━━ Listing ━━

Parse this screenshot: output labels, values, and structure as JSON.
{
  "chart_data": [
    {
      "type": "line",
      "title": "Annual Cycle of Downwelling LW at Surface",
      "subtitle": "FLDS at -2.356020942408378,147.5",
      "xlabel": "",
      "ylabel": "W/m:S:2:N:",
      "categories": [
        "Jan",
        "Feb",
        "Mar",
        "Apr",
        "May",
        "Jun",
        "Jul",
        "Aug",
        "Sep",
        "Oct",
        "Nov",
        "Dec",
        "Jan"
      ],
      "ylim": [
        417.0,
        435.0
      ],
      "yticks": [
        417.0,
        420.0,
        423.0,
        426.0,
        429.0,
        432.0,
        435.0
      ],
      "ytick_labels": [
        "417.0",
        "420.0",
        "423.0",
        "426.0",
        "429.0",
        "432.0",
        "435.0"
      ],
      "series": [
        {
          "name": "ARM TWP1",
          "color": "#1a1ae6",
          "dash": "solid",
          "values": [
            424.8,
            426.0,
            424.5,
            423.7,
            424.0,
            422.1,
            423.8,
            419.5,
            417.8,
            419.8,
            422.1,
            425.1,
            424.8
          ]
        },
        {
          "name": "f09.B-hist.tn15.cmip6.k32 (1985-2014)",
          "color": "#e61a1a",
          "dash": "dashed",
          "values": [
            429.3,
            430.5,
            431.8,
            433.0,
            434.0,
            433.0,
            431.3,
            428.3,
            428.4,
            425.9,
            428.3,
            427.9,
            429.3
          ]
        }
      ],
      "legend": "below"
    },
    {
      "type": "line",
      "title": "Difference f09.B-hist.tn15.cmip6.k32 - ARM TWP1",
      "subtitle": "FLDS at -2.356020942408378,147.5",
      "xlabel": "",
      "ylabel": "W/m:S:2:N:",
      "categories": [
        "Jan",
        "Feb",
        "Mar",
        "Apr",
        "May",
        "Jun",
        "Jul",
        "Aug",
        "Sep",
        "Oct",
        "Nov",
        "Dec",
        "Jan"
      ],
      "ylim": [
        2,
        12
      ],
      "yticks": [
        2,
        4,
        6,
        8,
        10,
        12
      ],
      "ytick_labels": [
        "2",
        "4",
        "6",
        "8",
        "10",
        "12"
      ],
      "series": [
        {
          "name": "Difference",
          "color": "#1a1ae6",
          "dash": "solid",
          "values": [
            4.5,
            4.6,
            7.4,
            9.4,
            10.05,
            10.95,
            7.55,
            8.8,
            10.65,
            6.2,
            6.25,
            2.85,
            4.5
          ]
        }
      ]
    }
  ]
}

━━━

Objective — The lines above should be duplicated exactly.

Reply —
Parse this screenshot: output labels, values, and structure as JSON.
{
  "chart_data": [
    {
      "type": "line",
      "title": "Annual Cycle of Downwelling LW at Surface",
      "subtitle": "FLDS at -2.356020942408378,147.5",
      "xlabel": "",
      "ylabel": "W/m:S:2:N:",
      "categories": [
        "Jan",
        "Feb",
        "Mar",
        "Apr",
        "May",
        "Jun",
        "Jul",
        "Aug",
        "Sep",
        "Oct",
        "Nov",
        "Dec",
        "Jan"
      ],
      "ylim": [
        417.0,
        435.0
      ],
      "yticks": [
        417.0,
        420.0,
        423.0,
        426.0,
        429.0,
        432.0,
        435.0
      ],
      "ytick_labels": [
        "417.0",
        "420.0",
        "423.0",
        "426.0",
        "429.0",
        "432.0",
        "435.0"
      ],
      "series": [
        {
          "name": "ARM TWP1",
          "color": "#1a1ae6",
          "dash": "solid",
          "values": [
            424.8,
            426.0,
            424.5,
            423.7,
            424.0,
            422.1,
            423.8,
            419.5,
            417.8,
            419.8,
            422.1,
            425.1,
            424.8
          ]
        },
        {
          "name": "f09.B-hist.tn15.cmip6.k32 (1985-2014)",
          "color": "#e61a1a",
          "dash": "dashed",
          "values": [
            429.3,
            430.5,
            431.8,
            433.0,
            434.0,
            433.0,
            431.3,
            428.3,
            428.4,
            425.9,
            428.3,
            427.9,
            429.3
          ]
        }
      ],
      "legend": "below"
    },
    {
      "type": "line",
      "title": "Difference f09.B-hist.tn15.cmip6.k32 - ARM TWP1",
      "subtitle": "FLDS at -2.356020942408378,147.5",
      "xlabel": "",
      "ylabel": "W/m:S:2:N:",
      "categories": [
        "Jan",
        "Feb",
        "Mar",
        "Apr",
        "May",
        "Jun",
        "Jul",
        "Aug",
        "Sep",
        "Oct",
        "Nov",
        "Dec",
        "Jan"
      ],
      "ylim": [
        2,
        12
      ],
      "yticks": [
        2,
        4,
        6,
        8,
        10,
        12
      ],
      "ytick_labels": [
        "2",
        "4",
        "6",
        "8",
        "10",
        "12"
      ],
      "series": [
        {
          "name": "Difference",
          "color": "#1a1ae6",
          "dash": "solid",
          "values": [
            4.5,
            4.6,
            7.4,
            9.4,
            10.05,
            10.95,
            7.55,
            8.8,
            10.65,
            6.2,
            6.25,
            2.85,
            4.5
          ]
        }
      ]
    }
  ]
}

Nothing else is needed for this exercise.